[Element region listings]

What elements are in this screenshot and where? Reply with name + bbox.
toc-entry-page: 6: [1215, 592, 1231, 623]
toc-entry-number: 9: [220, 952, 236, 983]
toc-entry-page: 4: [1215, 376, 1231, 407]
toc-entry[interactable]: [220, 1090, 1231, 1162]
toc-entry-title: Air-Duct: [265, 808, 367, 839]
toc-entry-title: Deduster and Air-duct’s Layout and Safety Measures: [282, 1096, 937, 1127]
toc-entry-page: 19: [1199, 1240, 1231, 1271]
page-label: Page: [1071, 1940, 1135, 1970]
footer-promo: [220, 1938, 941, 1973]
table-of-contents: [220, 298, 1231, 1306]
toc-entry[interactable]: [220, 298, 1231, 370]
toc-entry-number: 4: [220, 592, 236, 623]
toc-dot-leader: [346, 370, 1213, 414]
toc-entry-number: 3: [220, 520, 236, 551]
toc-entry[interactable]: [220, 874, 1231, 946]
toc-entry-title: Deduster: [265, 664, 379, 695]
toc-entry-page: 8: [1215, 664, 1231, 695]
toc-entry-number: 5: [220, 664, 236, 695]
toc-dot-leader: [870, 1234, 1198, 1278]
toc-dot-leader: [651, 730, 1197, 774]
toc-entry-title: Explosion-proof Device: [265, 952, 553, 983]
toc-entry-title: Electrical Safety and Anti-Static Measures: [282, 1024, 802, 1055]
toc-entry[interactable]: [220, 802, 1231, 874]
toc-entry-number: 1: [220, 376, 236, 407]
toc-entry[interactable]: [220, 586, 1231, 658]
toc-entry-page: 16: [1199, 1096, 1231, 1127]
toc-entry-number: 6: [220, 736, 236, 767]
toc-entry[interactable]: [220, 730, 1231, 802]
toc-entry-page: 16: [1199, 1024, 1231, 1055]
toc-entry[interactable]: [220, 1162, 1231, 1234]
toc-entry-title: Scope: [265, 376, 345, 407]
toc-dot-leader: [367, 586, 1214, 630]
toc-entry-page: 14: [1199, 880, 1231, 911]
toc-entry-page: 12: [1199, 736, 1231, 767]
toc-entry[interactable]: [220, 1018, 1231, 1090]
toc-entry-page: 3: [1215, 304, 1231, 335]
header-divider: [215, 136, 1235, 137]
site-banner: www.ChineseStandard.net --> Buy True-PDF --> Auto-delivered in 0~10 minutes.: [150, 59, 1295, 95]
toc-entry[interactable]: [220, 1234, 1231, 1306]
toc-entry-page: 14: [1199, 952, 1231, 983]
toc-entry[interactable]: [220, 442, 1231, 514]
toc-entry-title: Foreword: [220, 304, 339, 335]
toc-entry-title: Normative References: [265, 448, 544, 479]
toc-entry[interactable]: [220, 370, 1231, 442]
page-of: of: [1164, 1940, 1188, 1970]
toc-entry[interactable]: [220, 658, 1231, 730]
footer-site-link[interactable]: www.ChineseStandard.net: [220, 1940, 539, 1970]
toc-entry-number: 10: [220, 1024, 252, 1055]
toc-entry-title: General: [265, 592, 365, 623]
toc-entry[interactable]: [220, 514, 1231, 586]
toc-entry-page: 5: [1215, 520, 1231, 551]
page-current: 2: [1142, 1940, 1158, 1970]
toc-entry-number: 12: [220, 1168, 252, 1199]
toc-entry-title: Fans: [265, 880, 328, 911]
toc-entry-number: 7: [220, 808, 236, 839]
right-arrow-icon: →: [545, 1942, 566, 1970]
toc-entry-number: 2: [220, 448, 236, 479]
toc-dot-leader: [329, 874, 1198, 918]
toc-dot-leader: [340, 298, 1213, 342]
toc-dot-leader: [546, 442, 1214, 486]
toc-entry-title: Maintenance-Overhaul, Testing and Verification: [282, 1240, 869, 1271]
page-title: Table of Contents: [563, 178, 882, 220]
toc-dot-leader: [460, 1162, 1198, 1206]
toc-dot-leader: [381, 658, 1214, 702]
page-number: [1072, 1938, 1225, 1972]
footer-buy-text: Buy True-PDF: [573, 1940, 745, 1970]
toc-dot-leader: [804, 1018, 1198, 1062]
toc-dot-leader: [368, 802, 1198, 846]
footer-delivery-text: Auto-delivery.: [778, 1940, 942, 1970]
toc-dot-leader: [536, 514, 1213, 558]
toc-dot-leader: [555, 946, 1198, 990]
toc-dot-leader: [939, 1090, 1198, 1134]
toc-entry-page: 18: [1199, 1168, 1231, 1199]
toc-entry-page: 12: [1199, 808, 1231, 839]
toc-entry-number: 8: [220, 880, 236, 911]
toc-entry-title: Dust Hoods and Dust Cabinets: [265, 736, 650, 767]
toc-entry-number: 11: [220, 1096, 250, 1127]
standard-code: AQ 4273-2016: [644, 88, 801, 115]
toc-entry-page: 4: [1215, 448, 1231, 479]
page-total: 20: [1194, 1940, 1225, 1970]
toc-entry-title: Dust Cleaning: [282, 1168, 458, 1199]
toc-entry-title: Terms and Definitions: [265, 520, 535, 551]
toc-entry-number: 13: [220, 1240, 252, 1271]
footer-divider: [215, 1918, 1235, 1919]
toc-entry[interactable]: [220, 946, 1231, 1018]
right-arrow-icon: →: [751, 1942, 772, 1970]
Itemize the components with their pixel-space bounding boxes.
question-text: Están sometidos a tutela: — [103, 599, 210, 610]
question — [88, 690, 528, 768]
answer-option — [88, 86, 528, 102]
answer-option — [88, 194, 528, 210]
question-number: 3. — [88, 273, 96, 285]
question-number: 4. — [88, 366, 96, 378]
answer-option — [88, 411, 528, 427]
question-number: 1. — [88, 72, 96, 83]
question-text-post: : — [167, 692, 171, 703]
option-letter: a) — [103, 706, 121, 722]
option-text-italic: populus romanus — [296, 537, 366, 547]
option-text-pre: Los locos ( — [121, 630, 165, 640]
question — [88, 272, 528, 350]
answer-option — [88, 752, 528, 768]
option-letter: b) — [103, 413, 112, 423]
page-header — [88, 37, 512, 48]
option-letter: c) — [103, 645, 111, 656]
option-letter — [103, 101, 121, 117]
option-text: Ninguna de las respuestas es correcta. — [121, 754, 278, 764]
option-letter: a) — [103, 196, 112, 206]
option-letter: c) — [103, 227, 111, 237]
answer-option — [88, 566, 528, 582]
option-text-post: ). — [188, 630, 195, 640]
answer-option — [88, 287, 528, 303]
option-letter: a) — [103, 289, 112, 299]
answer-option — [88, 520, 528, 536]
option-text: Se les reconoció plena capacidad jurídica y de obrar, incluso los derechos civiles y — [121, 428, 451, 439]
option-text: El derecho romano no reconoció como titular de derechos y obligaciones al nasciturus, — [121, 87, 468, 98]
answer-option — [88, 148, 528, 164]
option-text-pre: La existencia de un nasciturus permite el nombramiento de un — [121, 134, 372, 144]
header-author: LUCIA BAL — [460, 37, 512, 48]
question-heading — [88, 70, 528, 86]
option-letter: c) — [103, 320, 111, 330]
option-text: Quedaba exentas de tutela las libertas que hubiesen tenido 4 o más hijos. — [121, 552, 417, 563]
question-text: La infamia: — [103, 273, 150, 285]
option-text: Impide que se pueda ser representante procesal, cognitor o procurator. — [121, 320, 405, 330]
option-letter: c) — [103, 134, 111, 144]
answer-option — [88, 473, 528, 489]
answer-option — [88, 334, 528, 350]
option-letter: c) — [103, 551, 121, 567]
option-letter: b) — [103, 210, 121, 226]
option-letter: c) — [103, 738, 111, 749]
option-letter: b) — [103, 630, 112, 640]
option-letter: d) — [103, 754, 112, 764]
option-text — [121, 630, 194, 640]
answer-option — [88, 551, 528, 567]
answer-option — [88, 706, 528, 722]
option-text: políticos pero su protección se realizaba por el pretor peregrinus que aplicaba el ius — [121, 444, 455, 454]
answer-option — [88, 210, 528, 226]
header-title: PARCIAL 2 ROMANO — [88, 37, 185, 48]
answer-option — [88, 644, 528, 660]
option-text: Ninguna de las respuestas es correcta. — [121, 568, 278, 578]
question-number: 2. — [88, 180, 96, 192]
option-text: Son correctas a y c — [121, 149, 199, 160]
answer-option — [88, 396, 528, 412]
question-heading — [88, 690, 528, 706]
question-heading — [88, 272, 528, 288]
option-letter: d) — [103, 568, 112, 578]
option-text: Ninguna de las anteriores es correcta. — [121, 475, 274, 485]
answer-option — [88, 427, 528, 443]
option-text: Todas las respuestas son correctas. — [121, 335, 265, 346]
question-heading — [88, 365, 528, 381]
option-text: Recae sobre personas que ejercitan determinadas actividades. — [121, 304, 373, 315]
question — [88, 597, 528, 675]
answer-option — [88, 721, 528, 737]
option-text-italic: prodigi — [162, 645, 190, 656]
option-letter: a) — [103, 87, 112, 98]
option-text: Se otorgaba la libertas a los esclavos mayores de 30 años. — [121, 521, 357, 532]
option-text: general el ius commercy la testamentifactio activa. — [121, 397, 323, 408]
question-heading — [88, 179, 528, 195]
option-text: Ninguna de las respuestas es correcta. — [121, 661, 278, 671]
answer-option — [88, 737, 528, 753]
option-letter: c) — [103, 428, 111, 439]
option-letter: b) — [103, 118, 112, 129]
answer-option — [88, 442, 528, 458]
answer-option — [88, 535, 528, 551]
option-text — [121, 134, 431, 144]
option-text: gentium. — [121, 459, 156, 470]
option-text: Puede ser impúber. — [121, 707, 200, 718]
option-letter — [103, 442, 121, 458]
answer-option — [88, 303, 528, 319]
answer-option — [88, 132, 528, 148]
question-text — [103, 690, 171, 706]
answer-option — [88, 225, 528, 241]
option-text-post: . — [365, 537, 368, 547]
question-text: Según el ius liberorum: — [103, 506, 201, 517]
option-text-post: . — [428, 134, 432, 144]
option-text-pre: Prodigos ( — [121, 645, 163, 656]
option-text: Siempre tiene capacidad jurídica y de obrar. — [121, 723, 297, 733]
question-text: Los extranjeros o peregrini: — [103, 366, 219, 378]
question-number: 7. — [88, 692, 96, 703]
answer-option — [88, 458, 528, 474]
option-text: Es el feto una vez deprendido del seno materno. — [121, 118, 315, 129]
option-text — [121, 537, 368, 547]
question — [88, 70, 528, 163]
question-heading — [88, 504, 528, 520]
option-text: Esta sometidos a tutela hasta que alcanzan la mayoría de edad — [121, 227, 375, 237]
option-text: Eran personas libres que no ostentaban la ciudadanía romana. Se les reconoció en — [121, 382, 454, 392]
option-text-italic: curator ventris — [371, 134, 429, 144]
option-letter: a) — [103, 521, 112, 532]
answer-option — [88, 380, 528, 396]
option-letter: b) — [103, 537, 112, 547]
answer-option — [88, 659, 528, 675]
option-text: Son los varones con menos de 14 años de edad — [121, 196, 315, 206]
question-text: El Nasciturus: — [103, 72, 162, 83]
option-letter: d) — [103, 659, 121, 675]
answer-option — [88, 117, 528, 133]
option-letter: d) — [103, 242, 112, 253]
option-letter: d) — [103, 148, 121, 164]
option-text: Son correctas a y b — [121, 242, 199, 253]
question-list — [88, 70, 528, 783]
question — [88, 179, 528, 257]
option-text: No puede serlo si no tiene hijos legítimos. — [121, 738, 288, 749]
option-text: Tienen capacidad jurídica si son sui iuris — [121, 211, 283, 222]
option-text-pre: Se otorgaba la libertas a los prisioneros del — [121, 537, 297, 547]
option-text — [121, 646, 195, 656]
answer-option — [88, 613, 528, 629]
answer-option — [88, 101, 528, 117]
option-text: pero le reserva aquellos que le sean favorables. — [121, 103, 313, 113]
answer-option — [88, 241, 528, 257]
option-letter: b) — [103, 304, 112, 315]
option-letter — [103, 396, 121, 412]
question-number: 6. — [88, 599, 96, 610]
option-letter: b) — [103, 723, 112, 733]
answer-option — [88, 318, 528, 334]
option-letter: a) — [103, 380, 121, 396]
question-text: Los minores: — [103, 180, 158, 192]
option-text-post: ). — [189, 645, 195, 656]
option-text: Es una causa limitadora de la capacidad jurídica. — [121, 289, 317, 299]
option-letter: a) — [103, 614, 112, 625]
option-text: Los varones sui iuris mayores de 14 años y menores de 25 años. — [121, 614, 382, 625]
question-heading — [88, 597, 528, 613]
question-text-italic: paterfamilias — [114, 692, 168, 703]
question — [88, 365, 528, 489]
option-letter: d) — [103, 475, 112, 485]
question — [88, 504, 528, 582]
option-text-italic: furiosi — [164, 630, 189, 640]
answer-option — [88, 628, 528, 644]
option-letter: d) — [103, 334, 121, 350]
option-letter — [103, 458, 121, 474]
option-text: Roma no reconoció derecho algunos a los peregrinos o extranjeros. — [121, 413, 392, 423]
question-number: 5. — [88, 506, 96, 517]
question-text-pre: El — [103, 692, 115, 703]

**Work required:**
Extract every line of the records that contains the string "correctas", matching case exactly.

**Task solution:**
option-text: Son correctas a y c — [121, 149, 199, 160]
option-text: Todas las respuestas son correctas. — [121, 335, 265, 346]
option-text: Son correctas a y b — [121, 242, 199, 253]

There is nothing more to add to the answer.